## Exercise directions
Nothing should be left out: output all of the entries exactly.

## Source data

* Begin *

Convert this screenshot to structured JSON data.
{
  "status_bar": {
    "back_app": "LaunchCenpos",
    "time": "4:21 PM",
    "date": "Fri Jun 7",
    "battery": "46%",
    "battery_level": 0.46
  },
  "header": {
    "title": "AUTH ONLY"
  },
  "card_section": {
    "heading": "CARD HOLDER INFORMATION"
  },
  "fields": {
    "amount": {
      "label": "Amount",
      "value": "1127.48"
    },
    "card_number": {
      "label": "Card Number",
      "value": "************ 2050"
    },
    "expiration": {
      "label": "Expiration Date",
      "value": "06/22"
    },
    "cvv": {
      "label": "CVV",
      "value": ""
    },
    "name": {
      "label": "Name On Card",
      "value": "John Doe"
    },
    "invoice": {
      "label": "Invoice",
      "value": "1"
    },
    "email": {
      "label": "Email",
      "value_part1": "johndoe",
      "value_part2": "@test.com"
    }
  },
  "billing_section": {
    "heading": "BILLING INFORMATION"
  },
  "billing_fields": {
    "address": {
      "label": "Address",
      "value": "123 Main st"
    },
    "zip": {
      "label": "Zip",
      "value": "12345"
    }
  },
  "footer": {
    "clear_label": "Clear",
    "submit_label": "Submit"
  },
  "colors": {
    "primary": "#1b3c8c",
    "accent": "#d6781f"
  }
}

* End *

## The completed task
Convert this screenshot to structured JSON data.
{
  "status_bar": {
    "back_app": "LaunchCenpos",
    "time": "4:21 PM",
    "date": "Fri Jun 7",
    "battery": "46%",
    "battery_level": 0.46
  },
  "header": {
    "title": "AUTH ONLY"
  },
  "card_section": {
    "heading": "CARD HOLDER INFORMATION"
  },
  "fields": {
    "amount": {
      "label": "Amount",
      "value": "1127.48"
    },
    "card_number": {
      "label": "Card Number",
      "value": "************ 2050"
    },
    "expiration": {
      "label": "Expiration Date",
      "value": "06/22"
    },
    "cvv": {
      "label": "CVV",
      "value": ""
    },
    "name": {
      "label": "Name On Card",
      "value": "John Doe"
    },
    "invoice": {
      "label": "Invoice",
      "value": "1"
    },
    "email": {
      "label": "Email",
      "value_part1": "johndoe",
      "value_part2": "@test.com"
    }
  },
  "billing_section": {
    "heading": "BILLING INFORMATION"
  },
  "billing_fields": {
    "address": {
      "label": "Address",
      "value": "123 Main st"
    },
    "zip": {
      "label": "Zip",
      "value": "12345"
    }
  },
  "footer": {
    "clear_label": "Clear",
    "submit_label": "Submit"
  },
  "colors": {
    "primary": "#1b3c8c",
    "accent": "#d6781f"
  }
}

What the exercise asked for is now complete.